WORK TO DO:
- a) In the leadership interview excerpt, which three areas does Willie Pietersen suggest asking others about to get richer feedback?
- b) Duplicate everything in the leadership interview excerpt from "Willie Pietersen: Yes, you" down to "a synergistic way.".

— Start of SOURCE PASSAGE —

Minter Dial: Imposing figure that he was.
Willie Pietersen: Yes, you know, that’s a useless question. It’s much better to say, well, look, I’ve got these three dimensions I’m trying to pursue and learn more and more by way of improvement. Tell me, how am I doing on my personal leadership? How am I doing on my strategic? How am I doing on interpersonal? That gives you much richer feedback. It makes it more specific and helps you integrate those three. So that’s a kind of a philosophy that I have about this. And it brings the strategic, which is kind of the macro, directing the organization in the right way, and the human and personal, both our individual, who we are, and the interpersonal, interplay and in combination in a synergistic way.

— End of SOURCE PASSAGE —
— Start of SUPPLIED RECORDS —

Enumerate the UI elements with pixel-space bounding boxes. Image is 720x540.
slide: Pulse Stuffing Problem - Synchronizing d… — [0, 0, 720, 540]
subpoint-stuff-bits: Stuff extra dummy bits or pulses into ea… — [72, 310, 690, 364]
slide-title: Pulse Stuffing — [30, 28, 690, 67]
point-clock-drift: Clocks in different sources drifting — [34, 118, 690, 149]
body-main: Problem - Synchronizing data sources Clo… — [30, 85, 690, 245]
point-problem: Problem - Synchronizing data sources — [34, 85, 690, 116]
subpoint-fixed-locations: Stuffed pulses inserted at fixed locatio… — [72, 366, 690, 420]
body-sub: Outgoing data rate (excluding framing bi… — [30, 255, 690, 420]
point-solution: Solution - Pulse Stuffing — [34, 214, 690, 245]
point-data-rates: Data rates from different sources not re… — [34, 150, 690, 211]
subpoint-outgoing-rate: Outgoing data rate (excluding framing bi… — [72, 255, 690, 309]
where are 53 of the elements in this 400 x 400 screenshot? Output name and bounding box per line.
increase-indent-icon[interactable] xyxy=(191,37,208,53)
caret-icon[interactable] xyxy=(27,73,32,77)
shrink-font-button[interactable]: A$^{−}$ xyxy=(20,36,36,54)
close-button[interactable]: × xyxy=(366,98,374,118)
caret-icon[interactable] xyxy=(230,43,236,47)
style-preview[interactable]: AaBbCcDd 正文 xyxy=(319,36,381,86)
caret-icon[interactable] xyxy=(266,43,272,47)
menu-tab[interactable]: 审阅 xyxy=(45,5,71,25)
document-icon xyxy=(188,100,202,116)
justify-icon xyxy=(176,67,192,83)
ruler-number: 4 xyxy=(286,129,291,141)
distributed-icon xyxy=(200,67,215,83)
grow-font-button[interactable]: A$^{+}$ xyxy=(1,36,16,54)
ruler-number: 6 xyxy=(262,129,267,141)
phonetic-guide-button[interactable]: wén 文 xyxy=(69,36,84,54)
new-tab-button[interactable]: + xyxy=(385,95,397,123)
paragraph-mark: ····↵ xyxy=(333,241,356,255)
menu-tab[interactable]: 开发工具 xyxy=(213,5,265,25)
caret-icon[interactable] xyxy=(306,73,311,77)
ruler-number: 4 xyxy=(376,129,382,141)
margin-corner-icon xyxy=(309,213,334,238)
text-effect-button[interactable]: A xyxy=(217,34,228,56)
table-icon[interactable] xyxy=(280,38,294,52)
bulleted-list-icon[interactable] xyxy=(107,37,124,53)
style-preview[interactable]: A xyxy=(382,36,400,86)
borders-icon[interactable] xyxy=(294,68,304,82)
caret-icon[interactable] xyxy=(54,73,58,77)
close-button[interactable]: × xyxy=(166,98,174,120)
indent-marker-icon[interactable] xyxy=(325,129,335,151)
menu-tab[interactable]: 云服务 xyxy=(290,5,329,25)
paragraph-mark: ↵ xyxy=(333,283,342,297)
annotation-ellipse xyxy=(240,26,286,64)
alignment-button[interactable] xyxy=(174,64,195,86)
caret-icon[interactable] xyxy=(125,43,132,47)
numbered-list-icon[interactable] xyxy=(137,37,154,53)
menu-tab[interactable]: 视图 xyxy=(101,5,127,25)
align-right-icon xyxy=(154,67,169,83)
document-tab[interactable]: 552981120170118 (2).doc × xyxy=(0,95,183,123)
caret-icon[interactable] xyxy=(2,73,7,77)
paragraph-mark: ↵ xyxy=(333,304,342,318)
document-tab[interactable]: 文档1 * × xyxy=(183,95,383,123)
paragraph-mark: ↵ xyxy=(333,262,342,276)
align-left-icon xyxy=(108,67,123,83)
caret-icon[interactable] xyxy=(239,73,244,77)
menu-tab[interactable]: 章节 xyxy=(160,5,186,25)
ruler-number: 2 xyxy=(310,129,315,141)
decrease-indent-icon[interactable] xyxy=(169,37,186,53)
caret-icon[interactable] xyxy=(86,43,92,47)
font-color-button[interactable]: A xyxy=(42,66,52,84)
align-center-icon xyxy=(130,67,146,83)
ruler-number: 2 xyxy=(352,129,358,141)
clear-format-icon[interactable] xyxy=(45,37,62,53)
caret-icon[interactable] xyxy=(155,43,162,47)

— End of SUPPLIED RECORDS —

TASK RESULTS:
- a) Personal leadership, strategic leadership, and interpersonal leadership.

- b)
Willie Pietersen: Yes, you know, that’s a useless question. It’s much better to say, well, look, I’ve got these three dimensions I’m trying to pursue and learn more and more by way of improvement. Tell me, how am I doing on my personal leadership? How am I doing on my strategic? How am I doing on interpersonal? That gives you much richer feedback. It makes it more specific and helps you integrate those three. So that’s a kind of a philosophy that I have about this. And it brings the strategic, which is kind of the macro, directing the organization in the right way, and the human and personal, both our individual, who we are, and the interpersonal, interplay and in combination in a synergistic way.